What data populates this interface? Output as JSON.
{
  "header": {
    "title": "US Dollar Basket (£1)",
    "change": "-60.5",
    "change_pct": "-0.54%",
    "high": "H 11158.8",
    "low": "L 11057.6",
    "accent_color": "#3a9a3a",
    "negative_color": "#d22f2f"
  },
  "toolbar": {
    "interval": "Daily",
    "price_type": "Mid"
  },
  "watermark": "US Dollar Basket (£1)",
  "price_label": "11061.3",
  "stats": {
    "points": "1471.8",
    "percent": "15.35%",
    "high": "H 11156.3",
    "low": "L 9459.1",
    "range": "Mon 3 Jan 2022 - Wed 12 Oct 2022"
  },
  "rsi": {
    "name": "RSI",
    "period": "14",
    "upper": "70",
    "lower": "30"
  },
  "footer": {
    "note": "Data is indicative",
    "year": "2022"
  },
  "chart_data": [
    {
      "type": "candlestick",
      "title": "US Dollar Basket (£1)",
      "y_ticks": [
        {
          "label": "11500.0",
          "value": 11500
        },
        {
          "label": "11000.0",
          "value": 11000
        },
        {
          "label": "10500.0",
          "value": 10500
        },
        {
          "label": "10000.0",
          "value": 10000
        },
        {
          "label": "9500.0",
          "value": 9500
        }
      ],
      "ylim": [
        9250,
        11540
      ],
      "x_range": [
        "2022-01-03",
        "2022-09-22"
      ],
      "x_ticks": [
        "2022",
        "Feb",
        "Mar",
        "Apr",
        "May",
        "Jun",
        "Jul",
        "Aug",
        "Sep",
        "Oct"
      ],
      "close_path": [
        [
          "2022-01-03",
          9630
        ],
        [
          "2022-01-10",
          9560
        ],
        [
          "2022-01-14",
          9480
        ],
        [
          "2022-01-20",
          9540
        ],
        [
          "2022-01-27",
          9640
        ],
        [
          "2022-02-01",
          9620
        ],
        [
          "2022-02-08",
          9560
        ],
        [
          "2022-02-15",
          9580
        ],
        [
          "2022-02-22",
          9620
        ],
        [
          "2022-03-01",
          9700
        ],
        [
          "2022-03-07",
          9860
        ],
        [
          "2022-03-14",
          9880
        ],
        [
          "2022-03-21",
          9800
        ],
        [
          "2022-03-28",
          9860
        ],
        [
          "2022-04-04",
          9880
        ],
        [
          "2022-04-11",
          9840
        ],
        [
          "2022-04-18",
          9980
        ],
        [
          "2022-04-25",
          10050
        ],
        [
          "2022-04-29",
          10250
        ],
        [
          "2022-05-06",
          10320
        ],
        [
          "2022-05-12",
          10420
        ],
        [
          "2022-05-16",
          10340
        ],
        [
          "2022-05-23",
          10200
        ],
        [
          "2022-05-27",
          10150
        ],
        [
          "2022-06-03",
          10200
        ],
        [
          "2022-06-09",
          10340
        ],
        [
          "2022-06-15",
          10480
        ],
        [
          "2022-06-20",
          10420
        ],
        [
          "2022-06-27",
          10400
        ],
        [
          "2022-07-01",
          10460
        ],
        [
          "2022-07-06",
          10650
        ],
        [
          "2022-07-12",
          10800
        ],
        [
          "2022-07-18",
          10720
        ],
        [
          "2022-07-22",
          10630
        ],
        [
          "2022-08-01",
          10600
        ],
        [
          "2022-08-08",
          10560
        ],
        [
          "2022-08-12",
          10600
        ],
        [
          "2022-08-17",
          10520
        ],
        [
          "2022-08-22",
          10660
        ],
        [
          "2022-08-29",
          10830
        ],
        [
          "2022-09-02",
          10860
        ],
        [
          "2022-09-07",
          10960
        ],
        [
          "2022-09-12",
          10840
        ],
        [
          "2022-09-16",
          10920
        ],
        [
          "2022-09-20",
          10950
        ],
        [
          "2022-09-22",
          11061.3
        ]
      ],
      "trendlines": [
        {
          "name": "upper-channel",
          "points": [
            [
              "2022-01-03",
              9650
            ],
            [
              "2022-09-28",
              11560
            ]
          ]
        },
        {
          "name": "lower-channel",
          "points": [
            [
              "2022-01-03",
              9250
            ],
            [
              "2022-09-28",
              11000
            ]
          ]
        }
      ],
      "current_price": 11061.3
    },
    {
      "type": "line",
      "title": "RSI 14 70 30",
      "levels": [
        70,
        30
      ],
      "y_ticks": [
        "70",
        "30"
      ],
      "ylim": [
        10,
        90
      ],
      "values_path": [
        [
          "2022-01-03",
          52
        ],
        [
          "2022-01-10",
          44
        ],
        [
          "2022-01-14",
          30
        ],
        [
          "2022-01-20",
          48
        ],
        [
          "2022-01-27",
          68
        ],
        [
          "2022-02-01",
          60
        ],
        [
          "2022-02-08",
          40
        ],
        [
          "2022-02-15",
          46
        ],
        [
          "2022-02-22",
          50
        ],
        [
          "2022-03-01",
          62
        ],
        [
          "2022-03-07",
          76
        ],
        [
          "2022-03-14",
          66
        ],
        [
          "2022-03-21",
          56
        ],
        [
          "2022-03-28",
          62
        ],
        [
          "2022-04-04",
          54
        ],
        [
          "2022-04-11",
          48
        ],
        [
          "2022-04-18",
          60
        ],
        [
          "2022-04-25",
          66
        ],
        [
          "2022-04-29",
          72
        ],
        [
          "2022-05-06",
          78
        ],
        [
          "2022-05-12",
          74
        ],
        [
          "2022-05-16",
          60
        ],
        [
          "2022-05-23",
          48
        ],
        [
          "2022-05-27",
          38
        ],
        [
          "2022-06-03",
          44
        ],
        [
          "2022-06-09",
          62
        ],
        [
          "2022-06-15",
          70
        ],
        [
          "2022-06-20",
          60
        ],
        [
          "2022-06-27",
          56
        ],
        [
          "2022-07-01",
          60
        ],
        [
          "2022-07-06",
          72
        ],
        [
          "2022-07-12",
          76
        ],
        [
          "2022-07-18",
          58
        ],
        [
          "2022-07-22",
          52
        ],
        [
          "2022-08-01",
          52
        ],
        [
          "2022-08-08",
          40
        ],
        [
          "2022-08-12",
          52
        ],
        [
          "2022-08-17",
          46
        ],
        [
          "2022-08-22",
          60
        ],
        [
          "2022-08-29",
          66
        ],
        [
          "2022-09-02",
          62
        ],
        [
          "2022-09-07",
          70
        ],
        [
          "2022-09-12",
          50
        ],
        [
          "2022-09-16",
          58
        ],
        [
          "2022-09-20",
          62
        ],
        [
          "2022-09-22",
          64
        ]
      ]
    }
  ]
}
----
PROBLEM DESCRIPTION
Reproduce the full set of records precisely.

SOLUTION FOR THIS PROBLEM
What data populates this interface? Output as JSON.
{
  "header": {
    "title": "US Dollar Basket (£1)",
    "change": "-60.5",
    "change_pct": "-0.54%",
    "high": "H 11158.8",
    "low": "L 11057.6",
    "accent_color": "#3a9a3a",
    "negative_color": "#d22f2f"
  },
  "toolbar": {
    "interval": "Daily",
    "price_type": "Mid"
  },
  "watermark": "US Dollar Basket (£1)",
  "price_label": "11061.3",
  "stats": {
    "points": "1471.8",
    "percent": "15.35%",
    "high": "H 11156.3",
    "low": "L 9459.1",
    "range": "Mon 3 Jan 2022 - Wed 12 Oct 2022"
  },
  "rsi": {
    "name": "RSI",
    "period": "14",
    "upper": "70",
    "lower": "30"
  },
  "footer": {
    "note": "Data is indicative",
    "year": "2022"
  },
  "chart_data": [
    {
      "type": "candlestick",
      "title": "US Dollar Basket (£1)",
      "y_ticks": [
        {
          "label": "11500.0",
          "value": 11500
        },
        {
          "label": "11000.0",
          "value": 11000
        },
        {
          "label": "10500.0",
          "value": 10500
        },
        {
          "label": "10000.0",
          "value": 10000
        },
        {
          "label": "9500.0",
          "value": 9500
        }
      ],
      "ylim": [
        9250,
        11540
      ],
      "x_range": [
        "2022-01-03",
        "2022-09-22"
      ],
      "x_ticks": [
        "2022",
        "Feb",
        "Mar",
        "Apr",
        "May",
        "Jun",
        "Jul",
        "Aug",
        "Sep",
        "Oct"
      ],
      "close_path": [
        [
          "2022-01-03",
          9630
        ],
        [
          "2022-01-10",
          9560
        ],
        [
          "2022-01-14",
          9480
        ],
        [
          "2022-01-20",
          9540
        ],
        [
          "2022-01-27",
          9640
        ],
        [
          "2022-02-01",
          9620
        ],
        [
          "2022-02-08",
          9560
        ],
        [
          "2022-02-15",
          9580
        ],
        [
          "2022-02-22",
          9620
        ],
        [
          "2022-03-01",
          9700
        ],
        [
          "2022-03-07",
          9860
        ],
        [
          "2022-03-14",
          9880
        ],
        [
          "2022-03-21",
          9800
        ],
        [
          "2022-03-28",
          9860
        ],
        [
          "2022-04-04",
          9880
        ],
        [
          "2022-04-11",
          9840
        ],
        [
          "2022-04-18",
          9980
        ],
        [
          "2022-04-25",
          10050
        ],
        [
          "2022-04-29",
          10250
        ],
        [
          "2022-05-06",
          10320
        ],
        [
          "2022-05-12",
          10420
        ],
        [
          "2022-05-16",
          10340
        ],
        [
          "2022-05-23",
          10200
        ],
        [
          "2022-05-27",
          10150
        ],
        [
          "2022-06-03",
          10200
        ],
        [
          "2022-06-09",
          10340
        ],
        [
          "2022-06-15",
          10480
        ],
        [
          "2022-06-20",
          10420
        ],
        [
          "2022-06-27",
          10400
        ],
        [
          "2022-07-01",
          10460
        ],
        [
          "2022-07-06",
          10650
        ],
        [
          "2022-07-12",
          10800
        ],
        [
          "2022-07-18",
          10720
        ],
        [
          "2022-07-22",
          10630
        ],
        [
          "2022-08-01",
          10600
        ],
        [
          "2022-08-08",
          10560
        ],
        [
          "2022-08-12",
          10600
        ],
        [
          "2022-08-17",
          10520
        ],
        [
          "2022-08-22",
          10660
        ],
        [
          "2022-08-29",
          10830
        ],
        [
          "2022-09-02",
          10860
        ],
        [
          "2022-09-07",
          10960
        ],
        [
          "2022-09-12",
          10840
        ],
        [
          "2022-09-16",
          10920
        ],
        [
          "2022-09-20",
          10950
        ],
        [
          "2022-09-22",
          11061.3
        ]
      ],
      "trendlines": [
        {
          "name": "upper-channel",
          "points": [
            [
              "2022-01-03",
              9650
            ],
            [
              "2022-09-28",
              11560
            ]
          ]
        },
        {
          "name": "lower-channel",
          "points": [
            [
              "2022-01-03",
              9250
            ],
            [
              "2022-09-28",
              11000
            ]
          ]
        }
      ],
      "current_price": 11061.3
    },
    {
      "type": "line",
      "title": "RSI 14 70 30",
      "levels": [
        70,
        30
      ],
      "y_ticks": [
        "70",
        "30"
      ],
      "ylim": [
        10,
        90
      ],
      "values_path": [
        [
          "2022-01-03",
          52
        ],
        [
          "2022-01-10",
          44
        ],
        [
          "2022-01-14",
          30
        ],
        [
          "2022-01-20",
          48
        ],
        [
          "2022-01-27",
          68
        ],
        [
          "2022-02-01",
          60
        ],
        [
          "2022-02-08",
          40
        ],
        [
          "2022-02-15",
          46
        ],
        [
          "2022-02-22",
          50
        ],
        [
          "2022-03-01",
          62
        ],
        [
          "2022-03-07",
          76
        ],
        [
          "2022-03-14",
          66
        ],
        [
          "2022-03-21",
          56
        ],
        [
          "2022-03-28",
          62
        ],
        [
          "2022-04-04",
          54
        ],
        [
          "2022-04-11",
          48
        ],
        [
          "2022-04-18",
          60
        ],
        [
          "2022-04-25",
          66
        ],
        [
          "2022-04-29",
          72
        ],
        [
          "2022-05-06",
          78
        ],
        [
          "2022-05-12",
          74
        ],
        [
          "2022-05-16",
          60
        ],
        [
          "2022-05-23",
          48
        ],
        [
          "2022-05-27",
          38
        ],
        [
          "2022-06-03",
          44
        ],
        [
          "2022-06-09",
          62
        ],
        [
          "2022-06-15",
          70
        ],
        [
          "2022-06-20",
          60
        ],
        [
          "2022-06-27",
          56
        ],
        [
          "2022-07-01",
          60
        ],
        [
          "2022-07-06",
          72
        ],
        [
          "2022-07-12",
          76
        ],
        [
          "2022-07-18",
          58
        ],
        [
          "2022-07-22",
          52
        ],
        [
          "2022-08-01",
          52
        ],
        [
          "2022-08-08",
          40
        ],
        [
          "2022-08-12",
          52
        ],
        [
          "2022-08-17",
          46
        ],
        [
          "2022-08-22",
          60
        ],
        [
          "2022-08-29",
          66
        ],
        [
          "2022-09-02",
          62
        ],
        [
          "2022-09-07",
          70
        ],
        [
          "2022-09-12",
          50
        ],
        [
          "2022-09-16",
          58
        ],
        [
          "2022-09-20",
          62
        ],
        [
          "2022-09-22",
          64
        ]
      ]
    }
  ]
}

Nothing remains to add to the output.